* [Aim of the exercise] Check each line below for the word "Discogs", and copy those that have it.

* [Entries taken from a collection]
----
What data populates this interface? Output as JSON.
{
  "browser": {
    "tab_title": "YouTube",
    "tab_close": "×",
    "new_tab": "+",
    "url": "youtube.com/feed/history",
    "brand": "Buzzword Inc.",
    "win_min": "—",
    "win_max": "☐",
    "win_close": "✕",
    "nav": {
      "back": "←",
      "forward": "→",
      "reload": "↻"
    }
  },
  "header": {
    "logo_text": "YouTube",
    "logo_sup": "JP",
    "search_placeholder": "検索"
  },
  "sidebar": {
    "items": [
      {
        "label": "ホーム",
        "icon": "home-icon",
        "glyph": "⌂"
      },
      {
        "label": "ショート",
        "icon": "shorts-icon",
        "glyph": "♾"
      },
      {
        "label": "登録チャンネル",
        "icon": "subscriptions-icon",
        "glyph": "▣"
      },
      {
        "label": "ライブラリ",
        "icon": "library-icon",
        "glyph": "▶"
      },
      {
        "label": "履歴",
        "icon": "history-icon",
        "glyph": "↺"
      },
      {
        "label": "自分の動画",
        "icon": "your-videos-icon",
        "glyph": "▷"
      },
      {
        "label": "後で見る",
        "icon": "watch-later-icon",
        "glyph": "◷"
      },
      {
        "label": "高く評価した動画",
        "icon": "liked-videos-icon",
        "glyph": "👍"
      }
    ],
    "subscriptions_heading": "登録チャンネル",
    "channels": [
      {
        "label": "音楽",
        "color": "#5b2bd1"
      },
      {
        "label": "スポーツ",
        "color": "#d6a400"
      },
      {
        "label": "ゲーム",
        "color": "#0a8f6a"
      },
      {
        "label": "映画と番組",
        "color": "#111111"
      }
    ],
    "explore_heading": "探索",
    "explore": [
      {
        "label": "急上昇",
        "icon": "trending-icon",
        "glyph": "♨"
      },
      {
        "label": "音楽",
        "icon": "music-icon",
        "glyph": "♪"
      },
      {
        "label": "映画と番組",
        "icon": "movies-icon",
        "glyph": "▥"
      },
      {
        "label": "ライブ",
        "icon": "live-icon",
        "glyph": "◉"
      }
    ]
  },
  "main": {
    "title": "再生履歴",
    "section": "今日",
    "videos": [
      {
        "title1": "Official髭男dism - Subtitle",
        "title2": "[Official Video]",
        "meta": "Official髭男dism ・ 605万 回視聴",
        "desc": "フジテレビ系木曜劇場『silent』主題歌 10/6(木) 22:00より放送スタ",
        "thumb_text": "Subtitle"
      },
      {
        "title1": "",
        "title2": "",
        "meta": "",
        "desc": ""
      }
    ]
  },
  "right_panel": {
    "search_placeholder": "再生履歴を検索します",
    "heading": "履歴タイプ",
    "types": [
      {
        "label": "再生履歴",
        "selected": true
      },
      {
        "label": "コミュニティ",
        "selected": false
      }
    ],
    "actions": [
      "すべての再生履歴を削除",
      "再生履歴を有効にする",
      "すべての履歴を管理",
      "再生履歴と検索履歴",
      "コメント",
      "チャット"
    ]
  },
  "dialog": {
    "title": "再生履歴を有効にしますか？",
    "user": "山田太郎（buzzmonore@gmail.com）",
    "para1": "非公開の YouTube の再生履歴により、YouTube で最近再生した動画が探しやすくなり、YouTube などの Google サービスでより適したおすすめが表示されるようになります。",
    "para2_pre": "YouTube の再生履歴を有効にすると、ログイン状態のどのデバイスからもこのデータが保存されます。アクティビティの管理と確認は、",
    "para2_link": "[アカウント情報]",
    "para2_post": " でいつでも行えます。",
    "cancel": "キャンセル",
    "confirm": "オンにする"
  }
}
----
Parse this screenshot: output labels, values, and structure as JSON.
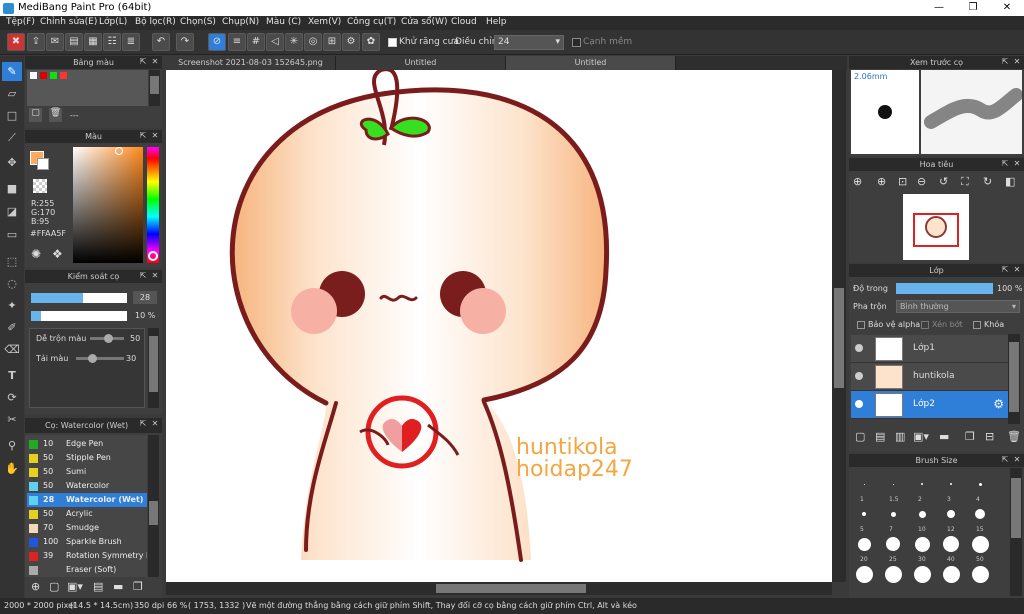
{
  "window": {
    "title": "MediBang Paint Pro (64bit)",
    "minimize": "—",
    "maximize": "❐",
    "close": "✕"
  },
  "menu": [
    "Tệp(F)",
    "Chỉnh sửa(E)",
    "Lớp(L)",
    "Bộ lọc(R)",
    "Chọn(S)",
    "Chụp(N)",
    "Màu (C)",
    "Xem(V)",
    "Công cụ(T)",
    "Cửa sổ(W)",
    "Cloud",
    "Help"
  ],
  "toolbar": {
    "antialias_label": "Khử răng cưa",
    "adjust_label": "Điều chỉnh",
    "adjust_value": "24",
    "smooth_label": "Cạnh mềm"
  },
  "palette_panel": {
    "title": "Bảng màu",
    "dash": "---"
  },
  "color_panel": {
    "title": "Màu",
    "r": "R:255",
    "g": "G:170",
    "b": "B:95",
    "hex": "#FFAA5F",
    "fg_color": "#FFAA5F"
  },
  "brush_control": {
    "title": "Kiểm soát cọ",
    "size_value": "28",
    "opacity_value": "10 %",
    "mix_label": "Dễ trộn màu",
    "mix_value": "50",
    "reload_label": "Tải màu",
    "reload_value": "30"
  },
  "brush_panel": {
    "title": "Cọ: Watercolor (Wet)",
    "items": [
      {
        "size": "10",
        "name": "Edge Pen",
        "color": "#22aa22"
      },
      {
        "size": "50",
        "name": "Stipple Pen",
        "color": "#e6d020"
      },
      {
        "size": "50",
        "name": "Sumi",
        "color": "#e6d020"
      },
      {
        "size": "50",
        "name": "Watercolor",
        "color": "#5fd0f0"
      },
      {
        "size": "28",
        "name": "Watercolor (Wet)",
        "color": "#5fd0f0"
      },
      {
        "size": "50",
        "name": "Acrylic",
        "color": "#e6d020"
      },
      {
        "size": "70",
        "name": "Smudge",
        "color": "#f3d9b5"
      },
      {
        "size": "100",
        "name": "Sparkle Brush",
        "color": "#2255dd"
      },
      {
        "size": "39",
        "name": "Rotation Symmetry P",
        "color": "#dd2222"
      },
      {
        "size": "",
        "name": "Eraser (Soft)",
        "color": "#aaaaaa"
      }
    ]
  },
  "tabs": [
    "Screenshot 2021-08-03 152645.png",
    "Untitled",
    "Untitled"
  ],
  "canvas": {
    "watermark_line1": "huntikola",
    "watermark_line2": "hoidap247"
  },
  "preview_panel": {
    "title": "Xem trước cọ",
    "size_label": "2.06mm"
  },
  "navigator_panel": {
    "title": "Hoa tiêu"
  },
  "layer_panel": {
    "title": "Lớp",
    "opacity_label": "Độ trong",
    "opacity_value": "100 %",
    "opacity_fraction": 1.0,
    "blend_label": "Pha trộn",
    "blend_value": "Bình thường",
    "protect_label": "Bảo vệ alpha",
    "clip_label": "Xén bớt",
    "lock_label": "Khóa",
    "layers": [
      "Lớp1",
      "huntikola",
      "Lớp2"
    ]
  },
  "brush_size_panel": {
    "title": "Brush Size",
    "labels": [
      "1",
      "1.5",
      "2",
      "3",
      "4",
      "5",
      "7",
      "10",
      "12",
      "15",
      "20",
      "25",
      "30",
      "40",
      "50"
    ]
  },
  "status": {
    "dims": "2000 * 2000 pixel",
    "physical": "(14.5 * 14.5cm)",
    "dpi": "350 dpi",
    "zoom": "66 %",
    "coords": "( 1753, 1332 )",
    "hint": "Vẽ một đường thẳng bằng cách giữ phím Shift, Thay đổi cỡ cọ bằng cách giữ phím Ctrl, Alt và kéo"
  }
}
----
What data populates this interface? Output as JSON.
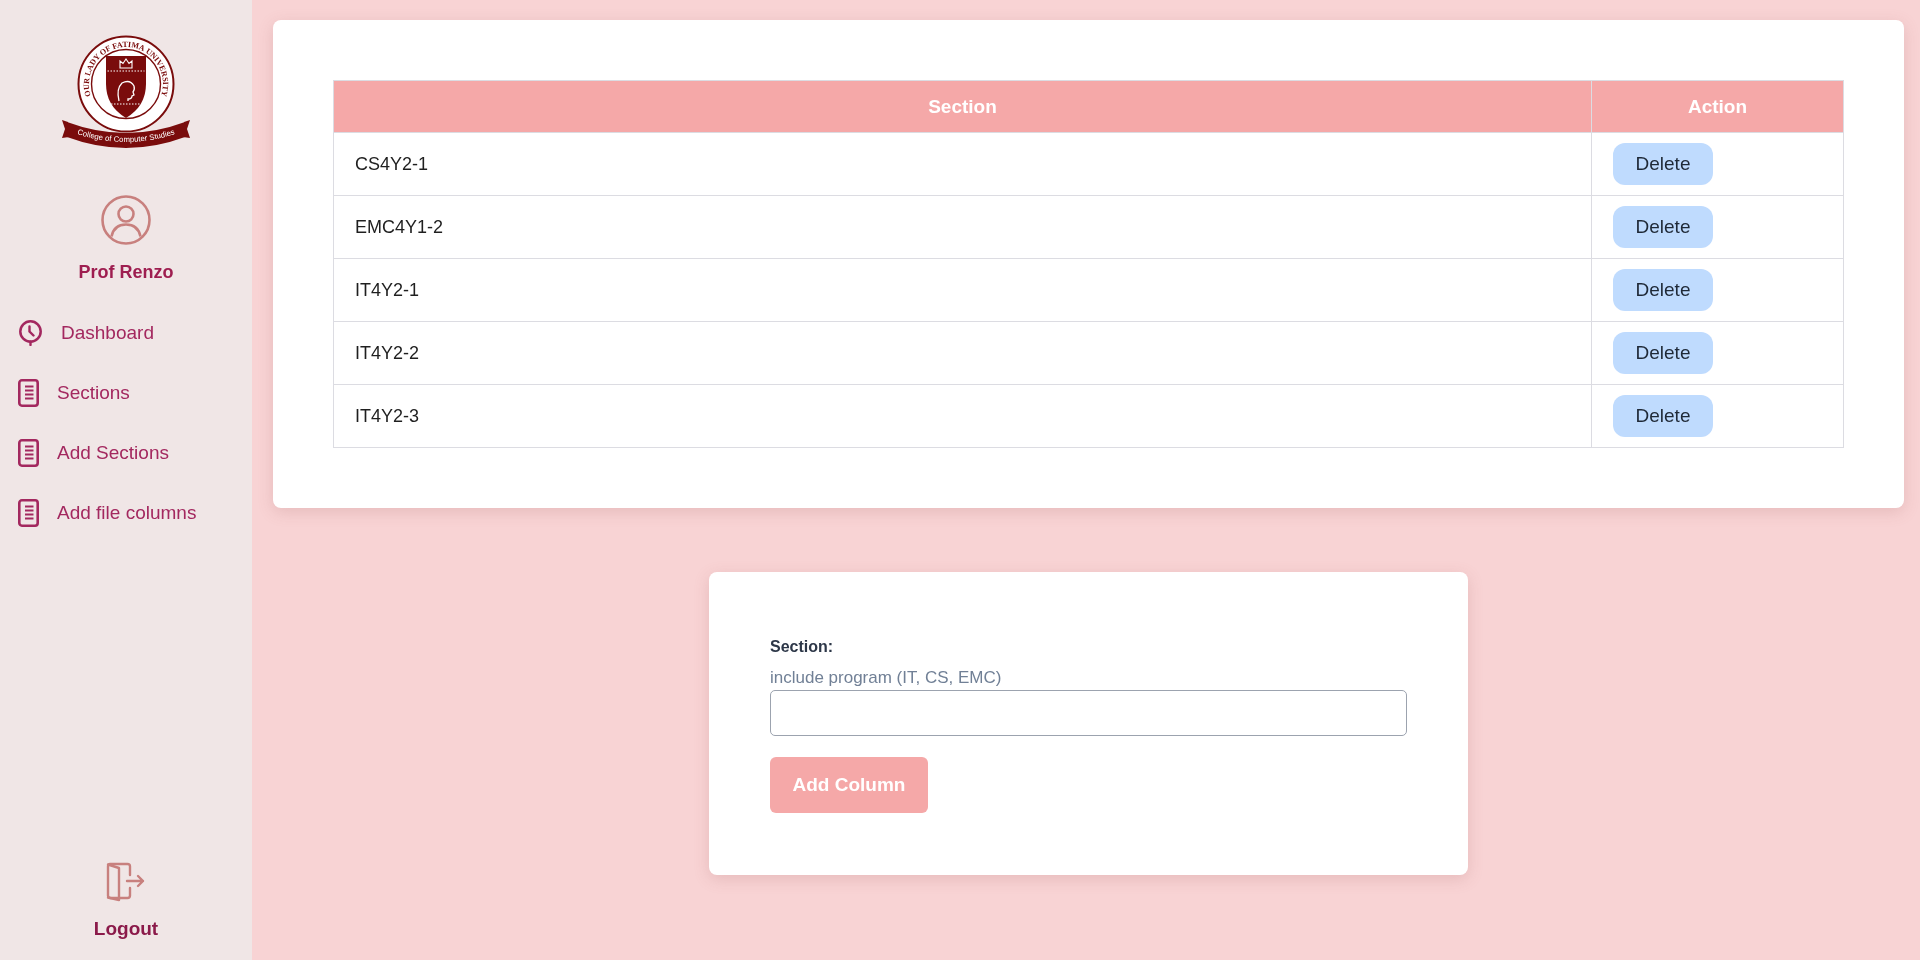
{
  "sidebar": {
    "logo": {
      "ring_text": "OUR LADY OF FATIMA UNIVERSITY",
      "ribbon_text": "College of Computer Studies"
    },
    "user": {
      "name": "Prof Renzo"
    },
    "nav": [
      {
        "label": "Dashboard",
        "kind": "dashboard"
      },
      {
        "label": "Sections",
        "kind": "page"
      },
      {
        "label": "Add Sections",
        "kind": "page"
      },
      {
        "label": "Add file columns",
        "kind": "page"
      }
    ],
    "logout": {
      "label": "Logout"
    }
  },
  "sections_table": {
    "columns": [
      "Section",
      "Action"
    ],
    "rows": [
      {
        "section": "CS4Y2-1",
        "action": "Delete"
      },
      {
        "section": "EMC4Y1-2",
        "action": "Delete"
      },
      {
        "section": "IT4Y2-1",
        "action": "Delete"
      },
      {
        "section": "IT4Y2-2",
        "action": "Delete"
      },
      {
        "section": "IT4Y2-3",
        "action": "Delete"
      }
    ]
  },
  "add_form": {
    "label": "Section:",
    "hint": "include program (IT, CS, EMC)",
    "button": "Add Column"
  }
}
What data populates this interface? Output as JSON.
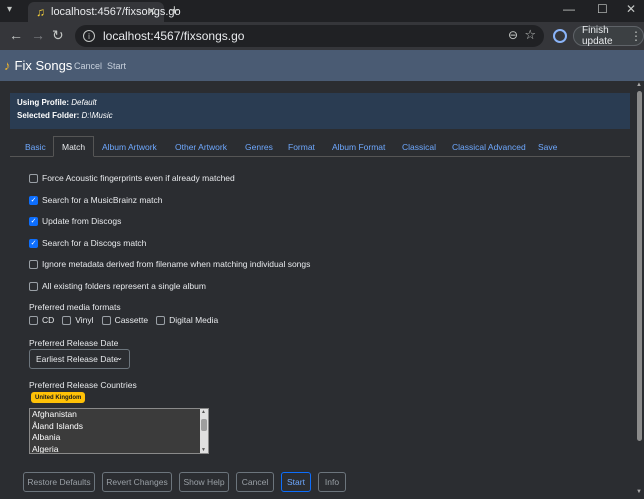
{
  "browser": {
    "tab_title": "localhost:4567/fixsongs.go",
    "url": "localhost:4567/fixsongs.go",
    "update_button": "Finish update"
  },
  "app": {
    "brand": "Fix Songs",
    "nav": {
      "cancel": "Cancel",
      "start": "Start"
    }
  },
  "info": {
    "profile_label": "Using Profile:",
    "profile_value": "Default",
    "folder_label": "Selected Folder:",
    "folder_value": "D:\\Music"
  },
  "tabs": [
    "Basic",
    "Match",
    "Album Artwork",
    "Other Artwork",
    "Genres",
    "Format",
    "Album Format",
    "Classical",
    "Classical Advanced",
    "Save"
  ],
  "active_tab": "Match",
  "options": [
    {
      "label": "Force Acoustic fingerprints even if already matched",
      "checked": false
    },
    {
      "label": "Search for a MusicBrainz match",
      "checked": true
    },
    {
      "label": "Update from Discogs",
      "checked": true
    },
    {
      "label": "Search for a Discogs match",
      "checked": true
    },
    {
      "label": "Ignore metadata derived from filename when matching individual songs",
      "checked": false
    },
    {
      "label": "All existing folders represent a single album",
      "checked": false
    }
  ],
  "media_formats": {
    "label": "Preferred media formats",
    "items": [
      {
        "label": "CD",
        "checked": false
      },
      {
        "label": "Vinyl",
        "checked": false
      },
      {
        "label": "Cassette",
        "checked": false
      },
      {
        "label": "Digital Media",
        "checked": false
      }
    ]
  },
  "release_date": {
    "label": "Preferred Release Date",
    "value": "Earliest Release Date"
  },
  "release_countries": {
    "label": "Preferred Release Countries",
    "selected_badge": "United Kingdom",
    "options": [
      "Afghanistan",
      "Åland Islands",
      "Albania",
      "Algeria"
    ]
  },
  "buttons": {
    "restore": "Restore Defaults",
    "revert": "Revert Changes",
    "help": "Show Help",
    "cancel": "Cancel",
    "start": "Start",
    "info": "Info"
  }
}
----
* [Completed task]
      "label": "Update from Discogs",
      "label": "Search for a Discogs match",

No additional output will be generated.